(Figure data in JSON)
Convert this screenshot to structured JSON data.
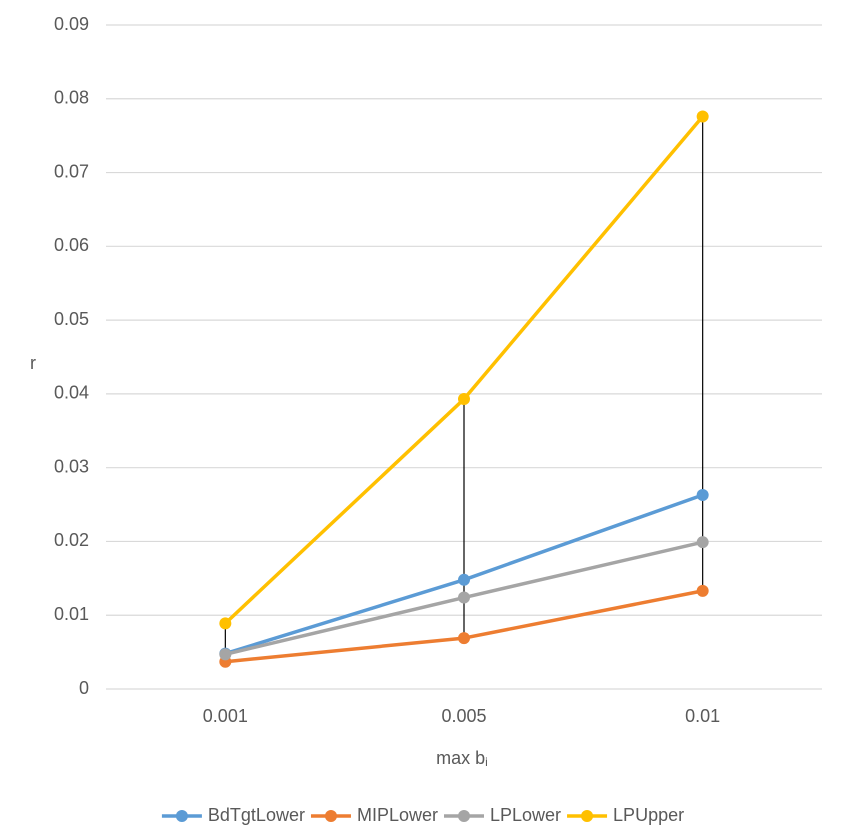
{
  "chart_data": {
    "type": "line",
    "title": "",
    "xlabel": "max b",
    "xlabel_subscript": "i",
    "ylabel": "r",
    "categories": [
      "0.001",
      "0.005",
      "0.01"
    ],
    "ylim": [
      0,
      0.09
    ],
    "yticks": [
      0,
      0.01,
      0.02,
      0.03,
      0.04,
      0.05,
      0.06,
      0.07,
      0.08,
      0.09
    ],
    "ytick_labels": [
      "0",
      "0.01",
      "0.02",
      "0.03",
      "0.04",
      "0.05",
      "0.06",
      "0.07",
      "0.08",
      "0.09"
    ],
    "grid": true,
    "legend_position": "bottom",
    "high_low_lines": true,
    "series": [
      {
        "name": "BdTgtLower",
        "color": "#5b9bd5",
        "values": [
          0.0048,
          0.0148,
          0.0263
        ]
      },
      {
        "name": "MIPLower",
        "color": "#ed7d31",
        "values": [
          0.0037,
          0.0069,
          0.0133
        ]
      },
      {
        "name": "LPLower",
        "color": "#a5a5a5",
        "values": [
          0.0047,
          0.0124,
          0.0199
        ]
      },
      {
        "name": "LPUpper",
        "color": "#ffc000",
        "values": [
          0.0089,
          0.0393,
          0.0776
        ]
      }
    ]
  }
}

● THE REQUEST:
Copy out every line of the data that includes "name".

● ANSWER TO THE PROBLEM:
        "name": "BdTgtLower",
        "name": "MIPLower",
        "name": "LPLower",
        "name": "LPUpper",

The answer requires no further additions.